▸ RECORDS PROVIDED
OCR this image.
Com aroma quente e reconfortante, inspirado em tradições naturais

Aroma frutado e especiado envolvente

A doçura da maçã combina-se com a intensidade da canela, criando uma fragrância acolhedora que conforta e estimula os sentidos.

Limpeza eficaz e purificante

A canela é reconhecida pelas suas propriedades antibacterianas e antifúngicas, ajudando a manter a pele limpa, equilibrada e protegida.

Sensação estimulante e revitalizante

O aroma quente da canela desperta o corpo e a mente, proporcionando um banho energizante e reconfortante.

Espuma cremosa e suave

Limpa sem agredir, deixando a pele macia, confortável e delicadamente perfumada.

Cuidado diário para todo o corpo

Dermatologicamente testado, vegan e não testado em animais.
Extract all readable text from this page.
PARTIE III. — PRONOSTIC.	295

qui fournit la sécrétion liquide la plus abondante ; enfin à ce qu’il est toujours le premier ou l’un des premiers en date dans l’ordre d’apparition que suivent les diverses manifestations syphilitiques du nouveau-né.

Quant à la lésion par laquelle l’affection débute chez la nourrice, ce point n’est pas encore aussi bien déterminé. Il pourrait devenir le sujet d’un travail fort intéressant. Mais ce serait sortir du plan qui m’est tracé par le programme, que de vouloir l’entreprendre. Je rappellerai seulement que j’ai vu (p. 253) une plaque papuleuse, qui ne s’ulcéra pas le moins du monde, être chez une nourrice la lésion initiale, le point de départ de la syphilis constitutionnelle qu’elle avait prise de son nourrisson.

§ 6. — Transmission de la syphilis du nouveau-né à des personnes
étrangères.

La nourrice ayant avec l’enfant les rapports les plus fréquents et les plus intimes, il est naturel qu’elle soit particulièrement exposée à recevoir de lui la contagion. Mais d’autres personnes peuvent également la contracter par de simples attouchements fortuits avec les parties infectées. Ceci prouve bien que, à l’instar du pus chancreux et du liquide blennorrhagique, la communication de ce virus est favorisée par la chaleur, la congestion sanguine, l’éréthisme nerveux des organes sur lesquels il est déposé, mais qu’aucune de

▸ BRIEF
Quote exactly what appears from the line containing "Extract all readable text from this page." through the final line of the listing above, including both of those lines.

▸ WRITTEN RESPONSE
Extract all readable text from this page.
PARTIE III. — PRONOSTIC.	295

qui fournit la sécrétion liquide la plus abondante ; enfin à ce qu’il est toujours le premier ou l’un des premiers en date dans l’ordre d’apparition que suivent les diverses manifestations syphilitiques du nouveau-né.

Quant à la lésion par laquelle l’affection débute chez la nourrice, ce point n’est pas encore aussi bien déterminé. Il pourrait devenir le sujet d’un travail fort intéressant. Mais ce serait sortir du plan qui m’est tracé par le programme, que de vouloir l’entreprendre. Je rappellerai seulement que j’ai vu (p. 253) une plaque papuleuse, qui ne s’ulcéra pas le moins du monde, être chez une nourrice la lésion initiale, le point de départ de la syphilis constitutionnelle qu’elle avait prise de son nourrisson.

§ 6. — Transmission de la syphilis du nouveau-né à des personnes
étrangères.

La nourrice ayant avec l’enfant les rapports les plus fréquents et les plus intimes, il est naturel qu’elle soit particulièrement exposée à recevoir de lui la contagion. Mais d’autres personnes peuvent également la contracter par de simples attouchements fortuits avec les parties infectées. Ceci prouve bien que, à l’instar du pus chancreux et du liquide blennorrhagique, la communication de ce virus est favorisée par la chaleur, la congestion sanguine, l’éréthisme nerveux des organes sur lesquels il est déposé, mais qu’aucune de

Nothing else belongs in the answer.